* **Given passage**

>> Begin

The supply chain function is at the epicenter of this mess trying to optimize operations in an extremely volatile landscape and numerous challenges:

- Poor quality of master data related to supply chain network, lead times, constraints, costs is resulting in poor plans.

- Silo-ed plans across distribution, manufacturing and procurement resulting in excess inventory and costs when demand changes.

- Unable to provide real-time supportability and cost-to-serve answers to different demand and supply scenarios.

- Inability to control inputs and explain outputs resulting in loss of trust and manual overrides of plans

It looks like that the existing business planning systems and processes are unable to serve the newly emerged needs for insights and recommendations on a near real time basis. There is need for more advanced capabilities, such as:

Broader Visibility: internal and external data ingestion in unstructured and structured formats that follow a product from order to delivery. This enhanced visibility eliminates three concerns, in particular: the chase to get information to understand what’s happening, the scramble to fix a problem when an issue is identified, and the anxiousness that arises when a decision is made without understanding all the ramifications and hoping the right one was made.

Common Set of Performance Indicators: Clearly, when an organization is communicating well, productivity improves, a common vision emerges, and the whole team moves in unison towards an end goal. However, if these common goals aren’t identified and communicated, the result is internal conflict and confusion. All users are aligned on a set of priorities such as OTIF, Order Cycle Time, total value of inventory, and other high-priority KPIs.

Root Cause Analysis and Corrective Action: The ability to do root cause analysis and determine the corrective action is a strategic differentiator. The power to learn which complex relationships (often undetectable in the massive amounts of data) cause negative impacts, preemptively addressing them before they escalate to a crisis level. This automation gives planners both a greater sense of assurance and ease, as well as the ability to focus on higher-value tasks throughout the course of their work.

>> End

* **Data provided**
>> Begin

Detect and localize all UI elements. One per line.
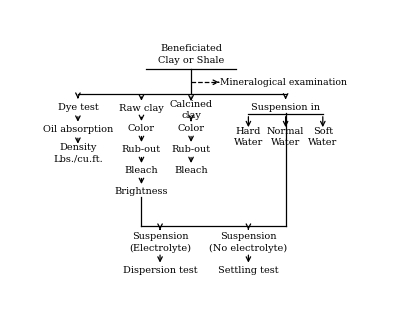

>> End

Rewrite part of the supply chain passage with "lead times" replaced by "delivery windows". Begin at the words "- Poor quality" and stop after "and supply scenarios.". Rely only on the supply chain passage, not the listing.

- Poor quality of master data related to supply chain network, delivery windows, constraints, costs is resulting in poor plans.

- Silo-ed plans across distribution, manufacturing and procurement resulting in excess inventory and costs when demand changes.

- Unable to provide real-time supportability and cost-to-serve answers to different demand and supply scenarios.